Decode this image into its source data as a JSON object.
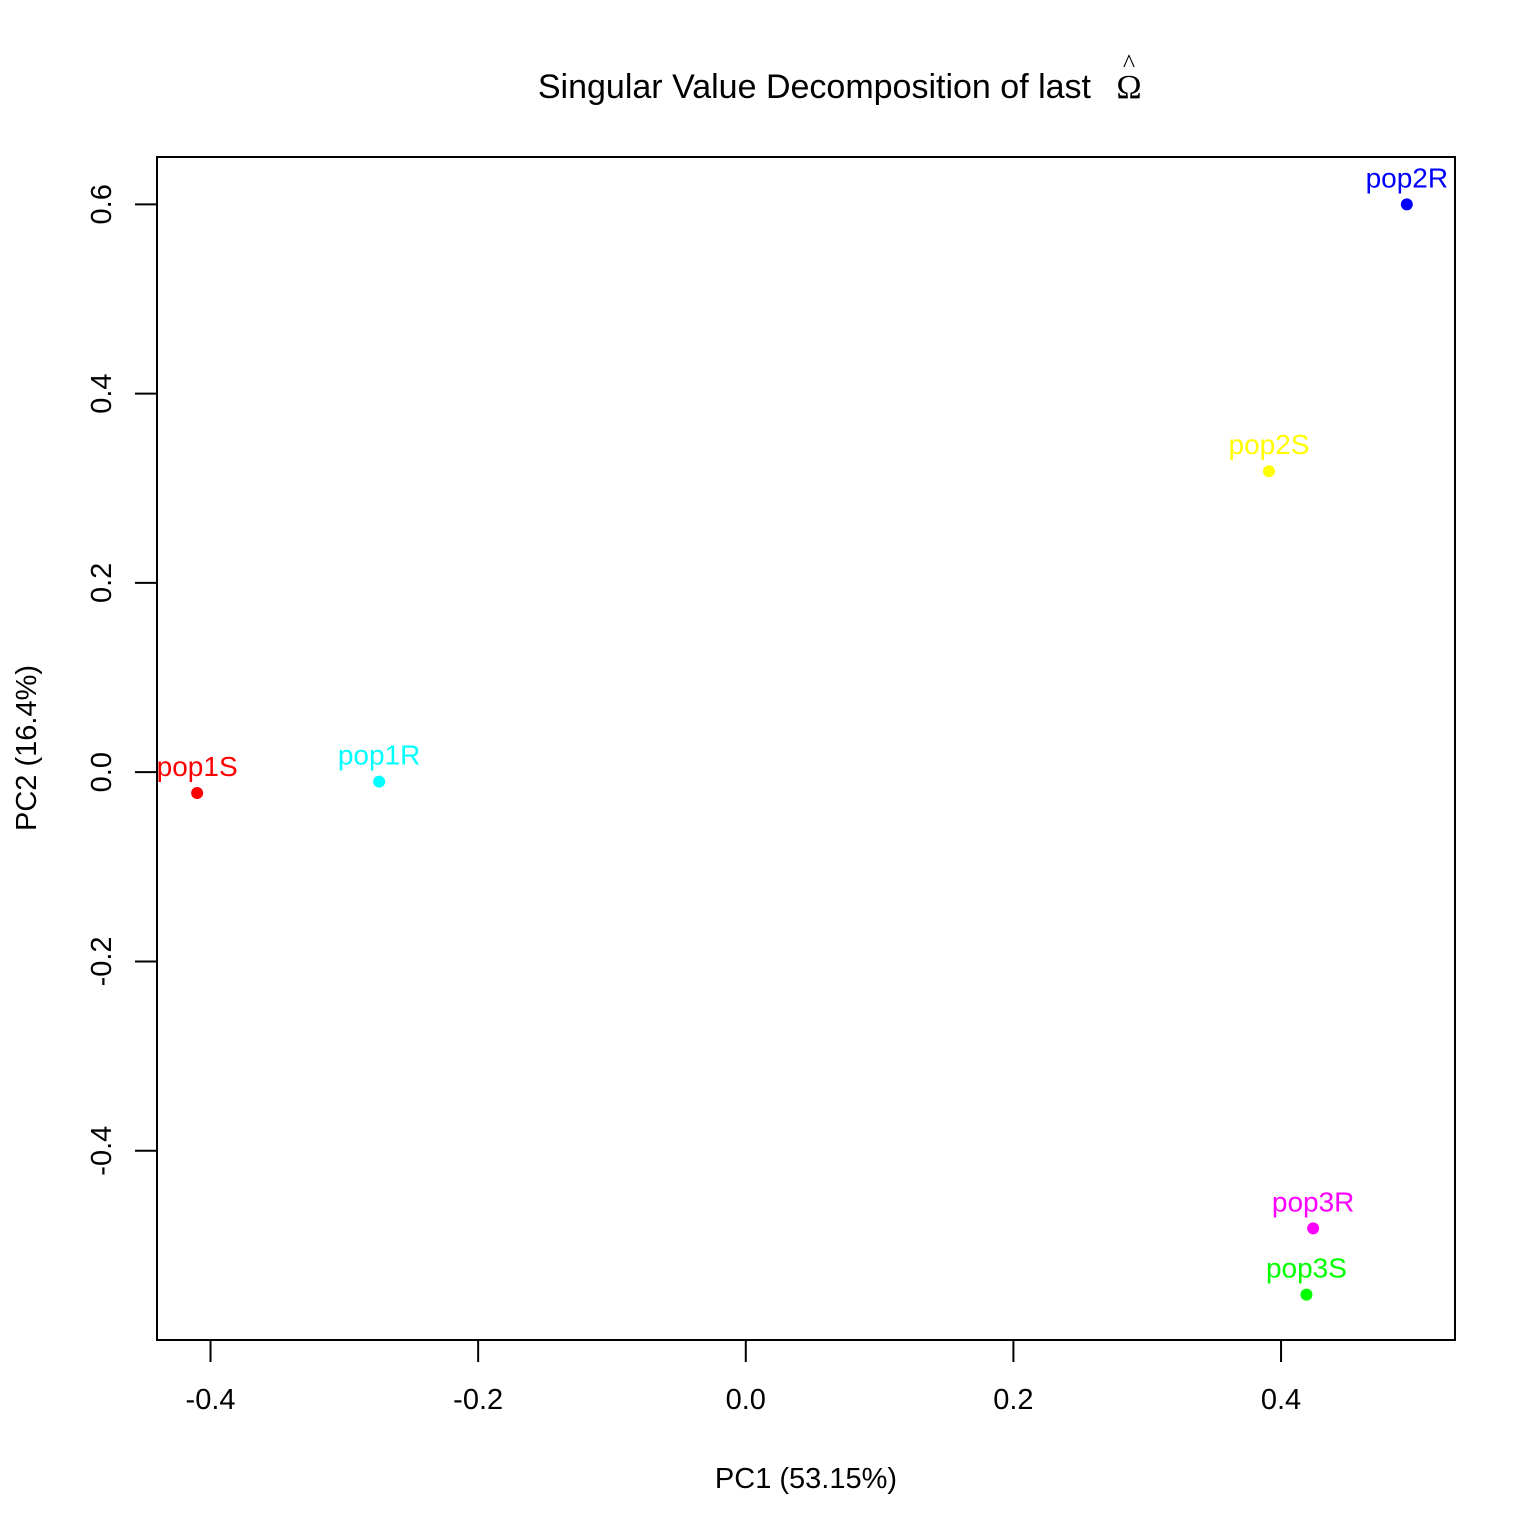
{
  "chart_data": {
    "type": "scatter",
    "title": "Singular Value Decomposition of last",
    "title_symbol": "Ω",
    "title_symbol_accent": "^",
    "xlabel": "PC1 (53.15%)",
    "ylabel": "PC2 (16.4%)",
    "xlim": [
      -0.44,
      0.53
    ],
    "ylim": [
      -0.6,
      0.65
    ],
    "xticks": [
      -0.4,
      -0.2,
      0.0,
      0.2,
      0.4
    ],
    "xtick_labels": [
      "-0.4",
      "-0.2",
      "0.0",
      "0.2",
      "0.4"
    ],
    "yticks": [
      -0.4,
      -0.2,
      0.0,
      0.2,
      0.4,
      0.6
    ],
    "ytick_labels": [
      "-0.4",
      "-0.2",
      "0.0",
      "0.2",
      "0.4",
      "0.6"
    ],
    "grid": false,
    "points": [
      {
        "label": "pop1S",
        "x": -0.41,
        "y": -0.022,
        "color": "#ff0000"
      },
      {
        "label": "pop1R",
        "x": -0.274,
        "y": -0.01,
        "color": "#00ffff"
      },
      {
        "label": "pop2R",
        "x": 0.494,
        "y": 0.6,
        "color": "#0000ff"
      },
      {
        "label": "pop2S",
        "x": 0.391,
        "y": 0.318,
        "color": "#ffff00"
      },
      {
        "label": "pop3R",
        "x": 0.424,
        "y": -0.482,
        "color": "#ff00ff"
      },
      {
        "label": "pop3S",
        "x": 0.419,
        "y": -0.552,
        "color": "#00ff00"
      }
    ]
  }
}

□ □ □ □ □

#### [What you are asked to do]
Identify and copy lines that hold the string "color".

#### [Complete output]
        "color": "#ff0000"
        "color": "#00ffff"
        "color": "#0000ff"
        "color": "#ffff00"
        "color": "#ff00ff"
        "color": "#00ff00"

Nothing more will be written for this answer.